→ AIM OF THE EXERCISE
Quote every line of the material below verbatim, omitting the pictures.

Records from a data collection

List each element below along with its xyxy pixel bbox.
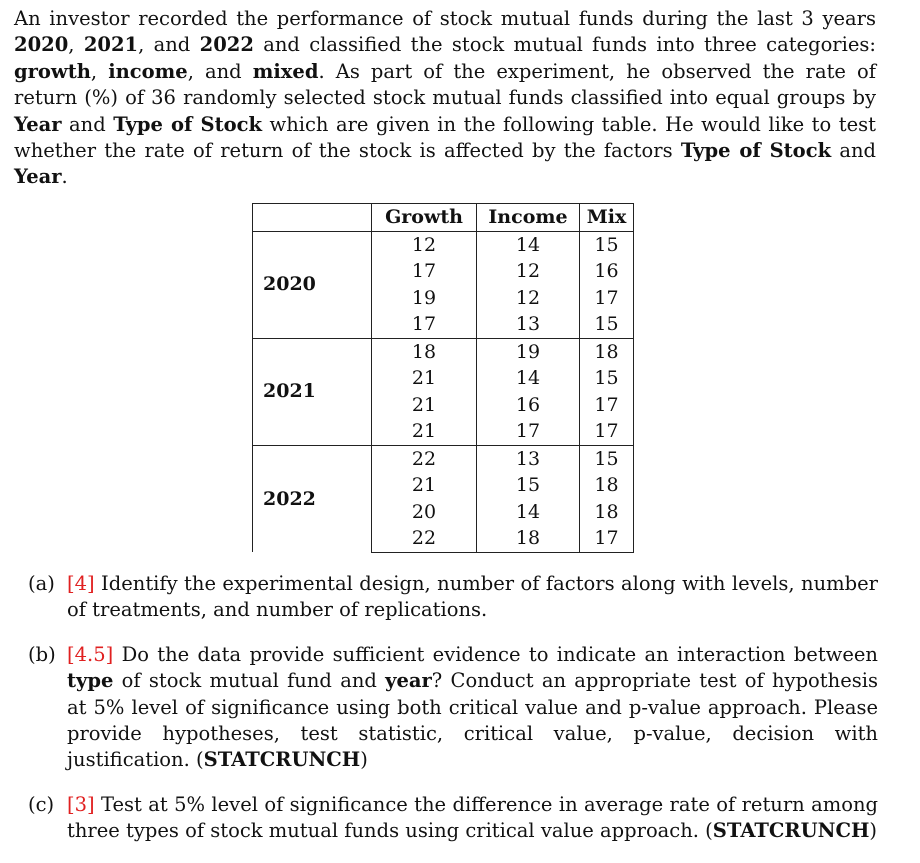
table-header-row xyxy=(253,204,634,232)
year-2022-bold: 2022 xyxy=(199,33,254,57)
table-cell: 17 xyxy=(372,258,477,285)
intro-text: , xyxy=(90,59,109,83)
marks-badge: [3] xyxy=(67,792,95,816)
table-cell: 14 xyxy=(477,231,580,258)
header-income: Income xyxy=(477,204,580,232)
table-cell: 17 xyxy=(580,418,634,445)
table-cell: 21 xyxy=(372,472,477,499)
intro-text: An investor recorded the performance of stock mutual funds during the last 3 years xyxy=(14,7,876,30)
table-cell: 19 xyxy=(477,338,580,365)
intro-text: and classified the stock mutual funds into three categories: xyxy=(253,33,876,57)
table-cell: 21 xyxy=(372,392,477,419)
table-cell: 15 xyxy=(580,231,634,258)
question-text: ) xyxy=(360,748,368,772)
question-text: Test at 5% level of significance the difference in average rate of return among three types of stock mutual funds using critical value approach. ( xyxy=(67,792,878,843)
emphasis-statcrunch: STATCRUNCH xyxy=(712,819,870,843)
table-cell: 15 xyxy=(580,311,634,338)
table-cell: 17 xyxy=(580,525,634,552)
table-row xyxy=(253,445,634,472)
table-cell: 21 xyxy=(372,365,477,392)
table-cell: 15 xyxy=(477,472,580,499)
table-cell: 12 xyxy=(477,285,580,312)
table-row xyxy=(253,231,634,258)
question-a xyxy=(28,571,878,624)
year-2020-bold: 2020 xyxy=(14,33,69,57)
table-cell: 21 xyxy=(372,418,477,445)
question-list xyxy=(28,571,878,863)
table-row xyxy=(253,338,634,365)
table-cell: 14 xyxy=(477,365,580,392)
table-cell: 18 xyxy=(477,525,580,552)
question-text: of stock mutual fund and xyxy=(113,669,386,693)
category-mixed: mixed xyxy=(252,59,319,83)
year-label-2020: 2020 xyxy=(253,231,372,338)
table-cell: 14 xyxy=(477,499,580,526)
intro-text: , xyxy=(68,33,84,57)
intro-text: and xyxy=(831,139,876,163)
table-cell: 20 xyxy=(372,499,477,526)
question-text: ? Conduct an appropriate test of hypothesis at 5% level of significance using both critical value and p-value approach. Please provide hypotheses, test statistic, critical value, p-value, decision with justification. ( xyxy=(67,669,878,772)
year-label-2022: 2022 xyxy=(253,445,372,552)
problem-statement xyxy=(14,6,876,191)
question-text: ) xyxy=(869,819,878,843)
intro-text: . As part of the experiment, he observed the rate of return (%) of 36 randomly selected stock mutual funds classified into equal groups by xyxy=(14,59,876,110)
factor-year: Year xyxy=(14,112,62,136)
factor-type-of-stock: Type of Stock xyxy=(113,112,263,136)
table-cell: 12 xyxy=(477,258,580,285)
table-cell: 17 xyxy=(580,392,634,419)
table-cell: 12 xyxy=(372,231,477,258)
table-cell: 18 xyxy=(580,499,634,526)
marks-badge: [4.5] xyxy=(67,642,114,666)
table-cell: 18 xyxy=(580,472,634,499)
intro-text: and xyxy=(61,112,114,136)
emphasis-type: type xyxy=(67,669,114,693)
emphasis-year: year xyxy=(385,669,432,693)
table-cell: 17 xyxy=(372,311,477,338)
header-growth: Growth xyxy=(372,204,477,232)
table-cell: 18 xyxy=(580,338,634,365)
table-cell: 17 xyxy=(477,418,580,445)
table-corner-header xyxy=(253,204,372,232)
question-text: Do the data provide sufficient evidence to indicate an interaction between xyxy=(113,642,878,666)
table-cell: 15 xyxy=(580,365,634,392)
factor-type-of-stock: Type of Stock xyxy=(680,139,832,163)
category-income: income xyxy=(108,59,188,83)
question-label: (a) xyxy=(28,572,55,595)
factor-year: Year xyxy=(14,165,62,189)
table-cell: 17 xyxy=(580,285,634,312)
table-cell: 16 xyxy=(580,258,634,285)
year-2021-bold: 2021 xyxy=(83,33,139,57)
intro-text: , and xyxy=(187,59,253,83)
question-label: (b) xyxy=(28,642,56,666)
intro-text: which are given in the following table. He would like to test whether the rate of return of the stock is affected by the factors xyxy=(14,112,876,163)
table-cell: 22 xyxy=(372,445,477,472)
question-c xyxy=(28,792,878,845)
marks-badge: [4] xyxy=(67,572,95,595)
table-cell: 22 xyxy=(372,525,477,552)
table-cell: 18 xyxy=(372,338,477,365)
table-cell: 16 xyxy=(477,392,580,419)
table-cell: 15 xyxy=(580,445,634,472)
returns-table xyxy=(252,203,634,553)
table-cell: 13 xyxy=(477,311,580,338)
table-cell: 19 xyxy=(372,285,477,312)
emphasis-statcrunch: STATCRUNCH xyxy=(203,748,361,772)
category-growth: growth xyxy=(14,59,91,83)
question-b xyxy=(28,642,878,774)
question-text: Identify the experimental design, number of factors along with levels, number of treatments, and number of replications. xyxy=(67,572,878,622)
header-mix: Mix xyxy=(580,204,634,232)
intro-text: , and xyxy=(138,33,200,57)
question-label: (c) xyxy=(28,792,55,816)
intro-text: . xyxy=(61,165,68,189)
year-label-2021: 2021 xyxy=(253,338,372,445)
table-cell: 13 xyxy=(477,445,580,472)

→ WRITTEN SOLUTION
List each element below along with its xyxy pixel bbox.
table-header-row xyxy=(253,204,634,232)
year-2022-bold: 2022 xyxy=(199,33,254,57)
table-cell: 17 xyxy=(372,258,477,285)
intro-text: , xyxy=(90,59,109,83)
marks-badge: [3] xyxy=(67,792,95,816)
table-cell: 14 xyxy=(477,231,580,258)
header-income: Income xyxy=(477,204,580,232)
table-cell: 17 xyxy=(580,418,634,445)
table-cell: 21 xyxy=(372,472,477,499)
intro-text: An investor recorded the performance of stock mutual funds during the last 3 years xyxy=(14,7,876,30)
table-cell: 19 xyxy=(477,338,580,365)
intro-text: and classified the stock mutual funds into three categories: xyxy=(253,33,876,57)
table-cell: 21 xyxy=(372,392,477,419)
table-cell: 15 xyxy=(580,231,634,258)
question-text: ) xyxy=(360,748,368,772)
question-text: Test at 5% level of significance the difference in average rate of return among three types of stock mutual funds using critical value approach. ( xyxy=(67,792,878,843)
emphasis-statcrunch: STATCRUNCH xyxy=(712,819,870,843)
table-cell: 15 xyxy=(580,311,634,338)
table-cell: 17 xyxy=(580,525,634,552)
table-row xyxy=(253,445,634,472)
table-cell: 21 xyxy=(372,365,477,392)
table-cell: 15 xyxy=(477,472,580,499)
table-cell: 12 xyxy=(477,285,580,312)
table-row xyxy=(253,231,634,258)
question-a xyxy=(28,571,878,624)
year-2020-bold: 2020 xyxy=(14,33,69,57)
table-cell: 21 xyxy=(372,418,477,445)
question-list xyxy=(28,571,878,863)
table-row xyxy=(253,338,634,365)
table-cell: 14 xyxy=(477,365,580,392)
table-cell: 18 xyxy=(477,525,580,552)
question-text: of stock mutual fund and xyxy=(113,669,386,693)
category-mixed: mixed xyxy=(252,59,319,83)
year-label-2020: 2020 xyxy=(253,231,372,338)
table-cell: 14 xyxy=(477,499,580,526)
intro-text: , xyxy=(68,33,84,57)
intro-text: and xyxy=(831,139,876,163)
table-cell: 20 xyxy=(372,499,477,526)
question-text: ? Conduct an appropriate test of hypothesis at 5% level of significance using both critical value and p-value approach. Please provide hypotheses, test statistic, critical value, p-value, decision with justification. ( xyxy=(67,669,878,772)
year-label-2022: 2022 xyxy=(253,445,372,552)
problem-statement xyxy=(14,6,876,191)
question-text: ) xyxy=(869,819,878,843)
intro-text: . As part of the experiment, he observed the rate of return (%) of 36 randomly selected stock mutual funds classified into equal groups by xyxy=(14,59,876,110)
factor-year: Year xyxy=(14,112,62,136)
factor-type-of-stock: Type of Stock xyxy=(113,112,263,136)
table-cell: 12 xyxy=(477,258,580,285)
table-cell: 17 xyxy=(580,392,634,419)
table-cell: 12 xyxy=(372,231,477,258)
table-cell: 18 xyxy=(580,499,634,526)
marks-badge: [4.5] xyxy=(67,642,114,666)
table-cell: 18 xyxy=(580,472,634,499)
intro-text: and xyxy=(61,112,114,136)
emphasis-type: type xyxy=(67,669,114,693)
emphasis-year: year xyxy=(385,669,432,693)
table-cell: 17 xyxy=(372,311,477,338)
header-growth: Growth xyxy=(372,204,477,232)
table-cell: 18 xyxy=(580,338,634,365)
table-cell: 17 xyxy=(477,418,580,445)
table-corner-header xyxy=(253,204,372,232)
question-text: Do the data provide sufficient evidence to indicate an interaction between xyxy=(113,642,878,666)
table-cell: 15 xyxy=(580,365,634,392)
factor-type-of-stock: Type of Stock xyxy=(680,139,832,163)
category-income: income xyxy=(108,59,188,83)
question-label: (a) xyxy=(28,572,55,595)
factor-year: Year xyxy=(14,165,62,189)
table-cell: 17 xyxy=(580,285,634,312)
table-cell: 16 xyxy=(580,258,634,285)
year-2021-bold: 2021 xyxy=(83,33,139,57)
intro-text: , and xyxy=(187,59,253,83)
question-label: (b) xyxy=(28,642,56,666)
intro-text: which are given in the following table. He would like to test whether the rate of return of the stock is affected by the factors xyxy=(14,112,876,163)
table-cell: 22 xyxy=(372,445,477,472)
question-c xyxy=(28,792,878,845)
marks-badge: [4] xyxy=(67,572,95,595)
table-cell: 22 xyxy=(372,525,477,552)
table-cell: 18 xyxy=(372,338,477,365)
table-cell: 16 xyxy=(477,392,580,419)
table-cell: 15 xyxy=(580,445,634,472)
returns-table xyxy=(252,203,634,553)
table-cell: 13 xyxy=(477,311,580,338)
table-cell: 19 xyxy=(372,285,477,312)
emphasis-statcrunch: STATCRUNCH xyxy=(203,748,361,772)
category-growth: growth xyxy=(14,59,91,83)
question-b xyxy=(28,642,878,774)
question-text: Identify the experimental design, number of factors along with levels, number of treatments, and number of replications. xyxy=(67,572,878,622)
header-mix: Mix xyxy=(580,204,634,232)
intro-text: , and xyxy=(138,33,200,57)
question-label: (c) xyxy=(28,792,55,816)
intro-text: . xyxy=(61,165,68,189)
year-label-2021: 2021 xyxy=(253,338,372,445)
table-cell: 13 xyxy=(477,445,580,472)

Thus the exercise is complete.